Start of RECORDS FOR PROCESSING

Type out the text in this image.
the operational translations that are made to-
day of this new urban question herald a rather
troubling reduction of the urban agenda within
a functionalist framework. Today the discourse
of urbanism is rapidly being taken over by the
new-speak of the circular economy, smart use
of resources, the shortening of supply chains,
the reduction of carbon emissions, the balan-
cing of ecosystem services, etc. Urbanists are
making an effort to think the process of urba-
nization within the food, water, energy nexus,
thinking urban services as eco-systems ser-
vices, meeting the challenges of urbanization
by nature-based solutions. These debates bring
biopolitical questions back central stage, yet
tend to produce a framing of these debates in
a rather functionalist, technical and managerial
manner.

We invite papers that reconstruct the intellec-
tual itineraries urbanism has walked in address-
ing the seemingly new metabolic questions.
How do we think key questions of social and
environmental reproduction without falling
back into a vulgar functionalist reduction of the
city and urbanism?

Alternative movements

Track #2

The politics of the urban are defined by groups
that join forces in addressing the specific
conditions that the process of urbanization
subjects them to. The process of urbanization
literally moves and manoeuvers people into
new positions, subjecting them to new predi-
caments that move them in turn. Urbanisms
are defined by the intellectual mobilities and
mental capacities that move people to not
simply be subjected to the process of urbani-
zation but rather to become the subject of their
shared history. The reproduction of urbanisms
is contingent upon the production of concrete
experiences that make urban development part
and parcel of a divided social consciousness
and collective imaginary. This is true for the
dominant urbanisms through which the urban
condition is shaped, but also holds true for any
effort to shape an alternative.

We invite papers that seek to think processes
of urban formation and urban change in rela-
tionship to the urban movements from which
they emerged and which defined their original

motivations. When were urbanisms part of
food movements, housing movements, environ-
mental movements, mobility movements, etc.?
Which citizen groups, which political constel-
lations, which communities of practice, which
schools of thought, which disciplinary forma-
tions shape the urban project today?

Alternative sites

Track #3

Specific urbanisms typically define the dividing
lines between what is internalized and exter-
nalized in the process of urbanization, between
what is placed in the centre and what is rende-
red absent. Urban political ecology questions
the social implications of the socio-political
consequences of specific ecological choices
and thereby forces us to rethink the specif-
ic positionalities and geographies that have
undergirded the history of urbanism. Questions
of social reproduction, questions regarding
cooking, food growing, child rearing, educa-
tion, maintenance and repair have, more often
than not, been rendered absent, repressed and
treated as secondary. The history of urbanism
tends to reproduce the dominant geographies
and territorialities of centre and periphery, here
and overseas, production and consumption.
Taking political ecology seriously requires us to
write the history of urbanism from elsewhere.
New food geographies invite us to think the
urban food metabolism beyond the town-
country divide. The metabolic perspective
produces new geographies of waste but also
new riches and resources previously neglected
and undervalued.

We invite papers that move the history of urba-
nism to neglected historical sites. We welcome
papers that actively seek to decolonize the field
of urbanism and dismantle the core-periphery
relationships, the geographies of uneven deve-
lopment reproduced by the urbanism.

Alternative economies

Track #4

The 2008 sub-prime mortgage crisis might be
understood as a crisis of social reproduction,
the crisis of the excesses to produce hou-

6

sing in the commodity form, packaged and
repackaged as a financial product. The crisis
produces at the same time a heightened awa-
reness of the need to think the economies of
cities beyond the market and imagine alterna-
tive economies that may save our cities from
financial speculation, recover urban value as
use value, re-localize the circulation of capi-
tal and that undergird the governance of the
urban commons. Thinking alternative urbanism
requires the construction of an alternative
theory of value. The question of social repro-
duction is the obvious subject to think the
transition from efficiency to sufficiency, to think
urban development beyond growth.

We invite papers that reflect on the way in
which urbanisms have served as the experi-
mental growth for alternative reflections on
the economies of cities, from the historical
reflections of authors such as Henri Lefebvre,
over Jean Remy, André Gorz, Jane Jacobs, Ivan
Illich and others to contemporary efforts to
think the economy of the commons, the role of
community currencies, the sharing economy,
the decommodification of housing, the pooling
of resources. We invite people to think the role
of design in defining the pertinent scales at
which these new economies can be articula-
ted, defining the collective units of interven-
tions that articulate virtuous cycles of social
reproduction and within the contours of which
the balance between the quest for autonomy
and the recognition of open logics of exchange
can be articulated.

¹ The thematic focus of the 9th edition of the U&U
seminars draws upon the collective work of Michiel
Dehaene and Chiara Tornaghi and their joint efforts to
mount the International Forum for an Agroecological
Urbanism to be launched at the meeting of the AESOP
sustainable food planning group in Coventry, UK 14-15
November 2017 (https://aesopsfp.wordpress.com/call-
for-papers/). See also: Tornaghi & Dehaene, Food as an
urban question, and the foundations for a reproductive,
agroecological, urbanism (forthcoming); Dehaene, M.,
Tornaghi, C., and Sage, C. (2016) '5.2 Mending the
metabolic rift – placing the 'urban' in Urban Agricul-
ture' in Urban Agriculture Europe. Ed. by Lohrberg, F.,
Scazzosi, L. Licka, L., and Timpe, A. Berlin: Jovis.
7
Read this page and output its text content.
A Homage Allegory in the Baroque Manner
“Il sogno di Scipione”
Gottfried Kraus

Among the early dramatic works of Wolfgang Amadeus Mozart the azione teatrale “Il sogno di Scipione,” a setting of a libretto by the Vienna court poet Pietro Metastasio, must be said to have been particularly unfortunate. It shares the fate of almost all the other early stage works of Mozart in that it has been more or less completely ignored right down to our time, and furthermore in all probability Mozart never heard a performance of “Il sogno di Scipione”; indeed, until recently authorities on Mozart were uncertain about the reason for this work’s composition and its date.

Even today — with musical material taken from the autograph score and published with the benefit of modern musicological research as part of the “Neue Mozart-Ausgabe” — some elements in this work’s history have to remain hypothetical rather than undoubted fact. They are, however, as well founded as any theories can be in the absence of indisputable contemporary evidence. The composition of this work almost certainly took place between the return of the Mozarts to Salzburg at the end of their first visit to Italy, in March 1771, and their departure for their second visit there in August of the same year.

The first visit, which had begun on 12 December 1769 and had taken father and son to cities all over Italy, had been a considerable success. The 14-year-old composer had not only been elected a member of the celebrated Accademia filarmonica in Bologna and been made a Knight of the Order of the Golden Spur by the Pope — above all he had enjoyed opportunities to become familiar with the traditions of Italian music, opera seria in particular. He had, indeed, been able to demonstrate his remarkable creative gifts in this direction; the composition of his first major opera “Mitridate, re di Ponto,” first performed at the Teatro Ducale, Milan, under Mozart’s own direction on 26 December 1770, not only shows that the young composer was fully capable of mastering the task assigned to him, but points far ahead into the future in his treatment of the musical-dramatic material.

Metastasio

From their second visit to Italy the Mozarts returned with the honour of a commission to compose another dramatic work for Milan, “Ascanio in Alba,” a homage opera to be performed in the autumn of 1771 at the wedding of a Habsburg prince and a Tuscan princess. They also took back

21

End of RECORDS FOR PROCESSING

GIVEN PROBLEM: Return all lines of the material above in which the word "seek" occurs.

SOLVED PROBLEM:
We invite papers that seek to think processes
papers that actively seek to decolonize the field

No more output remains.